Description of the task: For each line below that includes the word "settings", make a copy.

--- Start of Rows ---

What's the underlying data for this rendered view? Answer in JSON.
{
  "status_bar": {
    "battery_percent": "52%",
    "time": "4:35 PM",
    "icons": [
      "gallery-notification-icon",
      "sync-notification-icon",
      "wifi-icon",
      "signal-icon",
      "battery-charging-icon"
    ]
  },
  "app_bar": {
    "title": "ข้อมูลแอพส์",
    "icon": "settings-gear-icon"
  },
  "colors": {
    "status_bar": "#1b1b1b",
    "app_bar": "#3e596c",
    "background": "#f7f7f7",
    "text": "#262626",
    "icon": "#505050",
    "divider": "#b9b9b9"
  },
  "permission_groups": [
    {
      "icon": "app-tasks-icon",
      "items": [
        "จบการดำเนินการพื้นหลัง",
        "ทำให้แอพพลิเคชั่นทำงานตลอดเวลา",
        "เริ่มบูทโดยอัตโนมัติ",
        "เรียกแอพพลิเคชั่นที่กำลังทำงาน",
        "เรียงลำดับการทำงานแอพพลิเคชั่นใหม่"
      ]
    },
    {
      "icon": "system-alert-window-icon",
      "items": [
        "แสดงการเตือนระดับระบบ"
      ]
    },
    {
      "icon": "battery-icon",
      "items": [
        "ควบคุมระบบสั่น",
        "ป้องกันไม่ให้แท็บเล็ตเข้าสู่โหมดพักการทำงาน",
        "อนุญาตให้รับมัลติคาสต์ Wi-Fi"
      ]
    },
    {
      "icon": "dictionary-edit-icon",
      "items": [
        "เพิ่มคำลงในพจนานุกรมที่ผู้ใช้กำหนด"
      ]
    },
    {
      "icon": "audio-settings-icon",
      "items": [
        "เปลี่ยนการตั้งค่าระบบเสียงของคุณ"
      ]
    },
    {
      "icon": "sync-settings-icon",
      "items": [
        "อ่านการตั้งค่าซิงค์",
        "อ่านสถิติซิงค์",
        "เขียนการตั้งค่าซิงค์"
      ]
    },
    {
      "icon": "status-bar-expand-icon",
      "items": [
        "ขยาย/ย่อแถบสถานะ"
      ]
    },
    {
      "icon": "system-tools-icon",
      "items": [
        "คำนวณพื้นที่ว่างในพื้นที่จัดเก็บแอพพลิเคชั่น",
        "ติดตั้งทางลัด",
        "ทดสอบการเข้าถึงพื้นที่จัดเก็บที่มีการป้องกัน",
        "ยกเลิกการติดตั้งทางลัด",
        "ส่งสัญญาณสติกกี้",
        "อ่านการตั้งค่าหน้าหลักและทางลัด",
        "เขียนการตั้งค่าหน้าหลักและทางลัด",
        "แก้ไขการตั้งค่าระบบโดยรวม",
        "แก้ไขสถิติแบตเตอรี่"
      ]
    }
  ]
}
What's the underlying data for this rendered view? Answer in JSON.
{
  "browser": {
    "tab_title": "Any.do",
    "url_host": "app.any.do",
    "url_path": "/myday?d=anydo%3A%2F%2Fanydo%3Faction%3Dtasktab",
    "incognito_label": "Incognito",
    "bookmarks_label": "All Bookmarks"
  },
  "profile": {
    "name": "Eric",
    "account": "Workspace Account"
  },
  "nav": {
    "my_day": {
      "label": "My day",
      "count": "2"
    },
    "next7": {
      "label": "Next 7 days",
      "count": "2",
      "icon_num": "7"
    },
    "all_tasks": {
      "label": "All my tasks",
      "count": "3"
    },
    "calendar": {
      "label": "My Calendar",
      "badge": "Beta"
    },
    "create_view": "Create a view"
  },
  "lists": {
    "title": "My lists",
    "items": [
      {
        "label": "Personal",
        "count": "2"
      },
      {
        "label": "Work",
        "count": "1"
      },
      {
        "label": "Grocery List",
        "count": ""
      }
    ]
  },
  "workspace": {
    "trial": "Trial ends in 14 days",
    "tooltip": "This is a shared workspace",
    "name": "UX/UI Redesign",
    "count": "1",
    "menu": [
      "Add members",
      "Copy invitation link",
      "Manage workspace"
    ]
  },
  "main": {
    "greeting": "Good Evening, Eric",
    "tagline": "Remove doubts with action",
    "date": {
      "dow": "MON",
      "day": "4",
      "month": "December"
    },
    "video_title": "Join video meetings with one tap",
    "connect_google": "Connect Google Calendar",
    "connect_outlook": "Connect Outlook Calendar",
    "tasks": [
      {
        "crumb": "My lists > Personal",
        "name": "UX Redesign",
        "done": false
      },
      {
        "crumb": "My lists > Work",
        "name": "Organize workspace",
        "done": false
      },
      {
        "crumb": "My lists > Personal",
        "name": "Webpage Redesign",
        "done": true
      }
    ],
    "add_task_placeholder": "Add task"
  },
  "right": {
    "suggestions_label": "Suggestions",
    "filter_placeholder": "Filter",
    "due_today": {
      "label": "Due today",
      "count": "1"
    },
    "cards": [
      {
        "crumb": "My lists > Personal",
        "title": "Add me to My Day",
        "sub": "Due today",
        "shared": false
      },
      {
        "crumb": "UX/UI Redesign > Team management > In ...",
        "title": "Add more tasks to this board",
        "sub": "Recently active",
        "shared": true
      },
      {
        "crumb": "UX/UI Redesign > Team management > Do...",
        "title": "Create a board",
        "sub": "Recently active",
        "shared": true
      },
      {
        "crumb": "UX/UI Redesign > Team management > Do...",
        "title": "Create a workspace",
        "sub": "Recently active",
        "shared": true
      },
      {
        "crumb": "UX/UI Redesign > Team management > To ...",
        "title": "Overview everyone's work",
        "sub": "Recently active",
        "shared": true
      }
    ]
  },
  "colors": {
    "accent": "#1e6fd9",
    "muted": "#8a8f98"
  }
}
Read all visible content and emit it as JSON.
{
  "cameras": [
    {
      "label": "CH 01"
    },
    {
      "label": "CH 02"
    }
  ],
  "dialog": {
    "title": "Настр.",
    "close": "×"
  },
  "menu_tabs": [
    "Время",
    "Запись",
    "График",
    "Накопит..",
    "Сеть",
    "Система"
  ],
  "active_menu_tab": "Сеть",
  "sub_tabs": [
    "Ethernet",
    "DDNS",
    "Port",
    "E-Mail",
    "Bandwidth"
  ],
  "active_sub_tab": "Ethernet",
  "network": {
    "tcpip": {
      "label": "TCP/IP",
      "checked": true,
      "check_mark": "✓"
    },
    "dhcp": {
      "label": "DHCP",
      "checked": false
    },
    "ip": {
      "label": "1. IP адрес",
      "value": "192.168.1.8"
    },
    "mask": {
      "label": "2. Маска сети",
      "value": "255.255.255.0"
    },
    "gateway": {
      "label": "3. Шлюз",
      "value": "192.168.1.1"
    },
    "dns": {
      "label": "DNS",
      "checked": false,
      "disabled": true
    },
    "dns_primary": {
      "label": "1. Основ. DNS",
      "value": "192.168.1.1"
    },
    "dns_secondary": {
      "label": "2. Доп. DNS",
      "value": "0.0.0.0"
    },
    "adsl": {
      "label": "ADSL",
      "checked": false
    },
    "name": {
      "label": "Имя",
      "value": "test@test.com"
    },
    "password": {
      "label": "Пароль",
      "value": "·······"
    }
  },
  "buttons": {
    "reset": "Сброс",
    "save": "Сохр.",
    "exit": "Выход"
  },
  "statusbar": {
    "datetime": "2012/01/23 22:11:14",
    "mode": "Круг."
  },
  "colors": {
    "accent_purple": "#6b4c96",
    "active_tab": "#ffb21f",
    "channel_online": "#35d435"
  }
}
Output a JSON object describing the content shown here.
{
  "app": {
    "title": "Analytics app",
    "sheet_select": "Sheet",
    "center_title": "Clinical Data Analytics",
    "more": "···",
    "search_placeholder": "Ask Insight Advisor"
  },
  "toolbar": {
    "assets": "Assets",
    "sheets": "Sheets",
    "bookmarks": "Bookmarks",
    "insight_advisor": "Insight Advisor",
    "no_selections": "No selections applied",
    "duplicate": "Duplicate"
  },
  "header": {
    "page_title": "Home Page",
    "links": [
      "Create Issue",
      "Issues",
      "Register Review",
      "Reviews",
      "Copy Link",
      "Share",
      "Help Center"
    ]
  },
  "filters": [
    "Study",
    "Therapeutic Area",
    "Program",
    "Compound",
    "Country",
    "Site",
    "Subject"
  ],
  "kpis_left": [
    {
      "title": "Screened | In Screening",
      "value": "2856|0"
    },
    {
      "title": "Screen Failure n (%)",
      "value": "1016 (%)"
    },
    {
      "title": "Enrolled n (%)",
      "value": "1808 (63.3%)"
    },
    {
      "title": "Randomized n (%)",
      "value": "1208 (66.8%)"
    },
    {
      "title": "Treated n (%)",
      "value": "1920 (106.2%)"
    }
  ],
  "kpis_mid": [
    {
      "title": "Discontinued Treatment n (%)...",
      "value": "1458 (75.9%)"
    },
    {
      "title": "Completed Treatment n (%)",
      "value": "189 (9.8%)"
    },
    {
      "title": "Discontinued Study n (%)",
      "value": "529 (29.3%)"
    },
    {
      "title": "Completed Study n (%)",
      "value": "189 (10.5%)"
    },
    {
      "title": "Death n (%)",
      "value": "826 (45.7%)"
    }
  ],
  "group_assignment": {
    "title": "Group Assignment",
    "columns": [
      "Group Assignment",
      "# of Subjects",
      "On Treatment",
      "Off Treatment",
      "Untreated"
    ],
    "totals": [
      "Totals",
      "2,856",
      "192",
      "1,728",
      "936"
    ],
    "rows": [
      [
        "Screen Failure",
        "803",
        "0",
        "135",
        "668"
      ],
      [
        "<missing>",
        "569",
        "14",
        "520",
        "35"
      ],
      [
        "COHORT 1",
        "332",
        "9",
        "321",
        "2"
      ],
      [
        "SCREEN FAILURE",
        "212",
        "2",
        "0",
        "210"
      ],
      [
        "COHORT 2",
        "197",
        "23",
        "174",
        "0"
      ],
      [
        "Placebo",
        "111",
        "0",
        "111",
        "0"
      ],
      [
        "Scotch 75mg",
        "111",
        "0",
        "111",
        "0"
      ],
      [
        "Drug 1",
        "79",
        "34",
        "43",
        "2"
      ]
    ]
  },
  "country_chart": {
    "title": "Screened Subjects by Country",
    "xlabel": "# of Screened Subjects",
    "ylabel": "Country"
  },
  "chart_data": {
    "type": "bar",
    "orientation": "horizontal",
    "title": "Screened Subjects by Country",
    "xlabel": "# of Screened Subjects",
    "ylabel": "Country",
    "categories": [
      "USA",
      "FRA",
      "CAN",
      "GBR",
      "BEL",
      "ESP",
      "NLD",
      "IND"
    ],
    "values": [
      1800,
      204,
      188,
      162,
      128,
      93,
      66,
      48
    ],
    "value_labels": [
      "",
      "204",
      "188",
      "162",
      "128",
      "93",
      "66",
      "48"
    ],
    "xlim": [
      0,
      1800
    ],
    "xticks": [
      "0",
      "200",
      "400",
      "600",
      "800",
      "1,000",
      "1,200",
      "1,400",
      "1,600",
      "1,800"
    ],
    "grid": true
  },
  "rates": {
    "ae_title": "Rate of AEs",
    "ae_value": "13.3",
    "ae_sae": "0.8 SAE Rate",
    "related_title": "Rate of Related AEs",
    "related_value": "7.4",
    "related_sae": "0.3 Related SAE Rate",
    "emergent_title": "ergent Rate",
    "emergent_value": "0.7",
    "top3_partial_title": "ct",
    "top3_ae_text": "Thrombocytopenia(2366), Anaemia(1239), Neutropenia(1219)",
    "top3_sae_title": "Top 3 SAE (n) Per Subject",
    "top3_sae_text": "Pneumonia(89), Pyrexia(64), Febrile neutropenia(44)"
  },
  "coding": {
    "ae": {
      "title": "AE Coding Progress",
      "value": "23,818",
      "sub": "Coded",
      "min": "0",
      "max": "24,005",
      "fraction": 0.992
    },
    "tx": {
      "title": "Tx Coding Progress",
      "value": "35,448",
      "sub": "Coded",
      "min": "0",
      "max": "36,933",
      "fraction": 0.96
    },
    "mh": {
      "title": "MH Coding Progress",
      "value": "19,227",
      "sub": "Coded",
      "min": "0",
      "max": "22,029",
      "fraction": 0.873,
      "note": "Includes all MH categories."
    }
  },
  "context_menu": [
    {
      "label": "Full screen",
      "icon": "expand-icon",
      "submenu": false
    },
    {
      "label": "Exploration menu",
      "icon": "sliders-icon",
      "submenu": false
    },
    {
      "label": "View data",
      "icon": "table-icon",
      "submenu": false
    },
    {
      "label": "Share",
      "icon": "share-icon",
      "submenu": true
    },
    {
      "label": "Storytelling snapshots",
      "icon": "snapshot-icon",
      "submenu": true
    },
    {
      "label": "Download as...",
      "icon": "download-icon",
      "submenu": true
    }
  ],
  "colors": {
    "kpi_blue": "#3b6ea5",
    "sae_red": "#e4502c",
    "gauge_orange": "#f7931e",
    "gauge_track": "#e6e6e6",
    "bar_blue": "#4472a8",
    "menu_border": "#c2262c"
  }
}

--- End of Rows ---

Complete response:
    "icon": "settings-gear-icon"
      "icon": "audio-settings-icon",
      "icon": "sync-settings-icon",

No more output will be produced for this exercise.